(Records from a dataset)

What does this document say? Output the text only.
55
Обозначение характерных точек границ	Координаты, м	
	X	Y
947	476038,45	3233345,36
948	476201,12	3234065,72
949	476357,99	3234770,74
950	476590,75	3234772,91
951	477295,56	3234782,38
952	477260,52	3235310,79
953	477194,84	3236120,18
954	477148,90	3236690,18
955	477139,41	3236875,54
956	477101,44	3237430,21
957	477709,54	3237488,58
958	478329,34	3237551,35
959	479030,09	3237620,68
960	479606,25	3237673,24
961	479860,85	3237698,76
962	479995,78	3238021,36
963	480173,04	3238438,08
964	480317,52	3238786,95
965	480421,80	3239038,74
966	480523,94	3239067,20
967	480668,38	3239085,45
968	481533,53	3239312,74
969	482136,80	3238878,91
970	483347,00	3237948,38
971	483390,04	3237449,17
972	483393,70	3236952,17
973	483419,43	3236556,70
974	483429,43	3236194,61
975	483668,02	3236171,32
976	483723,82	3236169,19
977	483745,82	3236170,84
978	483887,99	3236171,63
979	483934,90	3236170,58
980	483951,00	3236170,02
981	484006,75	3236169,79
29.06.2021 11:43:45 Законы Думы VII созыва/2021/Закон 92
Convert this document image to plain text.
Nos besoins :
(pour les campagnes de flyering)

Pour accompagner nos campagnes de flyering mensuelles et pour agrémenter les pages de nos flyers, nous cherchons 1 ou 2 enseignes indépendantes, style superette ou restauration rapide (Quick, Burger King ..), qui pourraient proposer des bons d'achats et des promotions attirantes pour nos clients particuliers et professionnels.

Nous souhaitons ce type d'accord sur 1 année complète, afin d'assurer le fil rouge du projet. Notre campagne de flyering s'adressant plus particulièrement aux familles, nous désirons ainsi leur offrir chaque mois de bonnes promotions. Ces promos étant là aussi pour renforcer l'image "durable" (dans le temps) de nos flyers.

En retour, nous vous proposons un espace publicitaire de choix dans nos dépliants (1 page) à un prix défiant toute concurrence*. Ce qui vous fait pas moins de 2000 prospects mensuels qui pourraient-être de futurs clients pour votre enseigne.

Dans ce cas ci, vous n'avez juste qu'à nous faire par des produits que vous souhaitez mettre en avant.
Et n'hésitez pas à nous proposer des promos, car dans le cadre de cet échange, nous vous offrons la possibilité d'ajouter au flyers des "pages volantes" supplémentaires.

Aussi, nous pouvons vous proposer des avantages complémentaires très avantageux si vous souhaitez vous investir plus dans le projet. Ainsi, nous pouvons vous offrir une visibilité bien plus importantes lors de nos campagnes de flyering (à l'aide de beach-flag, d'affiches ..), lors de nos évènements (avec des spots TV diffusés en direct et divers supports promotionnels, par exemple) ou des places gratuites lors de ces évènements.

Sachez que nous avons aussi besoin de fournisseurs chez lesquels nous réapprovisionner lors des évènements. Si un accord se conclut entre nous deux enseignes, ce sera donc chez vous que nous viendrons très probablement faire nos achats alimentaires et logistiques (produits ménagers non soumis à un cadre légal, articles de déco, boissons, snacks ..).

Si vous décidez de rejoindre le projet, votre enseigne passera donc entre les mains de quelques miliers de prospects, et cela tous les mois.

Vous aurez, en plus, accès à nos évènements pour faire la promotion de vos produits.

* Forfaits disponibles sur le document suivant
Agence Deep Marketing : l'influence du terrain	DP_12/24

_WHAT TO DO_
Output each record exactly, leaving nothing out.

_SOLUTION_
What does this document say? Output the text only.
55
Обозначение характерных точек границ	Координаты, м	
	X	Y
947	476038,45	3233345,36
948	476201,12	3234065,72
949	476357,99	3234770,74
950	476590,75	3234772,91
951	477295,56	3234782,38
952	477260,52	3235310,79
953	477194,84	3236120,18
954	477148,90	3236690,18
955	477139,41	3236875,54
956	477101,44	3237430,21
957	477709,54	3237488,58
958	478329,34	3237551,35
959	479030,09	3237620,68
960	479606,25	3237673,24
961	479860,85	3237698,76
962	479995,78	3238021,36
963	480173,04	3238438,08
964	480317,52	3238786,95
965	480421,80	3239038,74
966	480523,94	3239067,20
967	480668,38	3239085,45
968	481533,53	3239312,74
969	482136,80	3238878,91
970	483347,00	3237948,38
971	483390,04	3237449,17
972	483393,70	3236952,17
973	483419,43	3236556,70
974	483429,43	3236194,61
975	483668,02	3236171,32
976	483723,82	3236169,19
977	483745,82	3236170,84
978	483887,99	3236171,63
979	483934,90	3236170,58
980	483951,00	3236170,02
981	484006,75	3236169,79
29.06.2021 11:43:45 Законы Думы VII созыва/2021/Закон 92
Convert this document image to plain text.
Nos besoins :
(pour les campagnes de flyering)

Pour accompagner nos campagnes de flyering mensuelles et pour agrémenter les pages de nos flyers, nous cherchons 1 ou 2 enseignes indépendantes, style superette ou restauration rapide (Quick, Burger King ..), qui pourraient proposer des bons d'achats et des promotions attirantes pour nos clients particuliers et professionnels.

Nous souhaitons ce type d'accord sur 1 année complète, afin d'assurer le fil rouge du projet. Notre campagne de flyering s'adressant plus particulièrement aux familles, nous désirons ainsi leur offrir chaque mois de bonnes promotions. Ces promos étant là aussi pour renforcer l'image "durable" (dans le temps) de nos flyers.

En retour, nous vous proposons un espace publicitaire de choix dans nos dépliants (1 page) à un prix défiant toute concurrence*. Ce qui vous fait pas moins de 2000 prospects mensuels qui pourraient-être de futurs clients pour votre enseigne.

Dans ce cas ci, vous n'avez juste qu'à nous faire par des produits que vous souhaitez mettre en avant.
Et n'hésitez pas à nous proposer des promos, car dans le cadre de cet échange, nous vous offrons la possibilité d'ajouter au flyers des "pages volantes" supplémentaires.

Aussi, nous pouvons vous proposer des avantages complémentaires très avantageux si vous souhaitez vous investir plus dans le projet. Ainsi, nous pouvons vous offrir une visibilité bien plus importantes lors de nos campagnes de flyering (à l'aide de beach-flag, d'affiches ..), lors de nos évènements (avec des spots TV diffusés en direct et divers supports promotionnels, par exemple) ou des places gratuites lors de ces évènements.

Sachez que nous avons aussi besoin de fournisseurs chez lesquels nous réapprovisionner lors des évènements. Si un accord se conclut entre nous deux enseignes, ce sera donc chez vous que nous viendrons très probablement faire nos achats alimentaires et logistiques (produits ménagers non soumis à un cadre légal, articles de déco, boissons, snacks ..).

Si vous décidez de rejoindre le projet, votre enseigne passera donc entre les mains de quelques miliers de prospects, et cela tous les mois.

Vous aurez, en plus, accès à nos évènements pour faire la promotion de vos produits.

* Forfaits disponibles sur le document suivant
Agence Deep Marketing : l'influence du terrain	DP_12/24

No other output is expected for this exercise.